[What is needed] Below are entries to be transcribed exactly; exclude the pictures from the copy.

= = = = = = =

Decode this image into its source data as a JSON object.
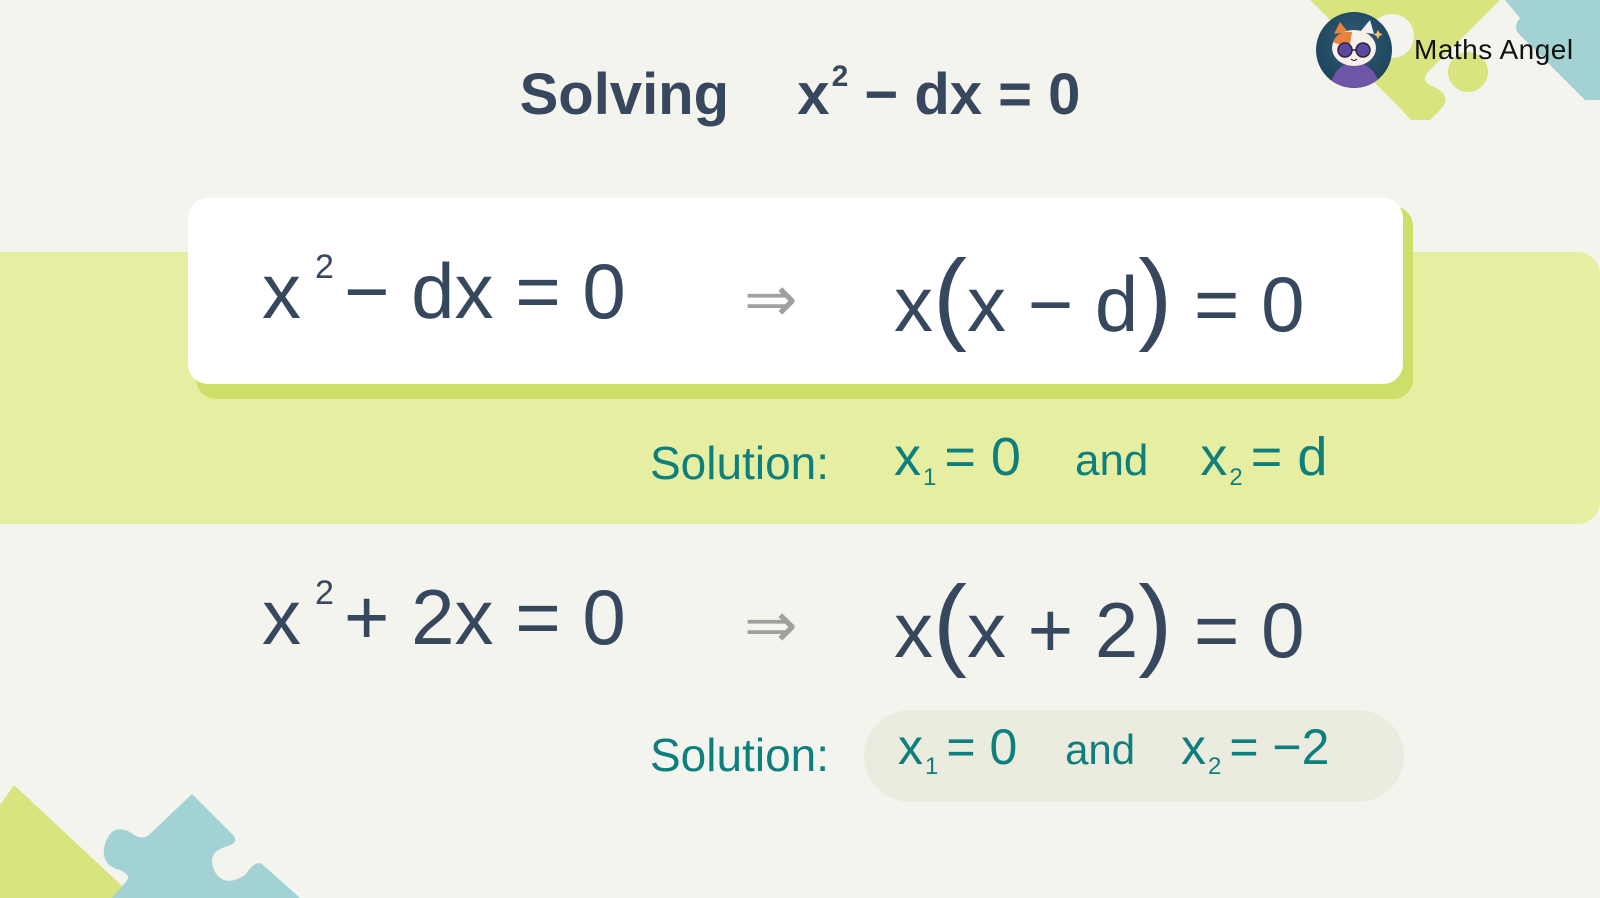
{
  "brand": {
    "name": "Maths Angel",
    "logo_icon": "cat-with-sunglasses-avatar"
  },
  "title": {
    "prefix": "Solving",
    "equation_base": "x",
    "exponent": "2",
    "equation_rest": "− dx = 0"
  },
  "examples": [
    {
      "lhs_base": "x",
      "lhs_exponent": "2",
      "lhs_rest": "− dx = 0",
      "arrow": "⇒",
      "factored_outer": "x",
      "factored_open": "(",
      "factored_inner": "x − d",
      "factored_close": ")",
      "factored_rhs": "= 0",
      "solution_label": "Solution:",
      "x1_var": "x",
      "x1_sub": "1",
      "x1_val": "= 0",
      "and": "and",
      "x2_var": "x",
      "x2_sub": "2",
      "x2_val": "= d"
    },
    {
      "lhs_base": "x",
      "lhs_exponent": "2",
      "lhs_rest": "+ 2x = 0",
      "arrow": "⇒",
      "factored_outer": "x",
      "factored_open": "(",
      "factored_inner": "x + 2",
      "factored_close": ")",
      "factored_rhs": "= 0",
      "solution_label": "Solution:",
      "x1_var": "x",
      "x1_sub": "1",
      "x1_val": "= 0",
      "and": "and",
      "x2_var": "x",
      "x2_sub": "2",
      "x2_val": "= −2"
    }
  ],
  "colors": {
    "background": "#f4f4ee",
    "text_dark": "#37475e",
    "solution_teal": "#0e7f7c",
    "highlight_band": "#e6efa1",
    "card_shadow": "#cddf68",
    "puzzle_green": "#d9e47f",
    "puzzle_blue": "#a2d2d3",
    "arrow_gray": "#a0a0a0"
  }
}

= = = = = = =

[Finished exercise]
Decode this image into its source data as a JSON object.
{
  "brand": {
    "name": "Maths Angel",
    "logo_icon": "cat-with-sunglasses-avatar"
  },
  "title": {
    "prefix": "Solving",
    "equation_base": "x",
    "exponent": "2",
    "equation_rest": "− dx = 0"
  },
  "examples": [
    {
      "lhs_base": "x",
      "lhs_exponent": "2",
      "lhs_rest": "− dx = 0",
      "arrow": "⇒",
      "factored_outer": "x",
      "factored_open": "(",
      "factored_inner": "x − d",
      "factored_close": ")",
      "factored_rhs": "= 0",
      "solution_label": "Solution:",
      "x1_var": "x",
      "x1_sub": "1",
      "x1_val": "= 0",
      "and": "and",
      "x2_var": "x",
      "x2_sub": "2",
      "x2_val": "= d"
    },
    {
      "lhs_base": "x",
      "lhs_exponent": "2",
      "lhs_rest": "+ 2x = 0",
      "arrow": "⇒",
      "factored_outer": "x",
      "factored_open": "(",
      "factored_inner": "x + 2",
      "factored_close": ")",
      "factored_rhs": "= 0",
      "solution_label": "Solution:",
      "x1_var": "x",
      "x1_sub": "1",
      "x1_val": "= 0",
      "and": "and",
      "x2_var": "x",
      "x2_sub": "2",
      "x2_val": "= −2"
    }
  ],
  "colors": {
    "background": "#f4f4ee",
    "text_dark": "#37475e",
    "solution_teal": "#0e7f7c",
    "highlight_band": "#e6efa1",
    "card_shadow": "#cddf68",
    "puzzle_green": "#d9e47f",
    "puzzle_blue": "#a2d2d3",
    "arrow_gray": "#a0a0a0"
  }
}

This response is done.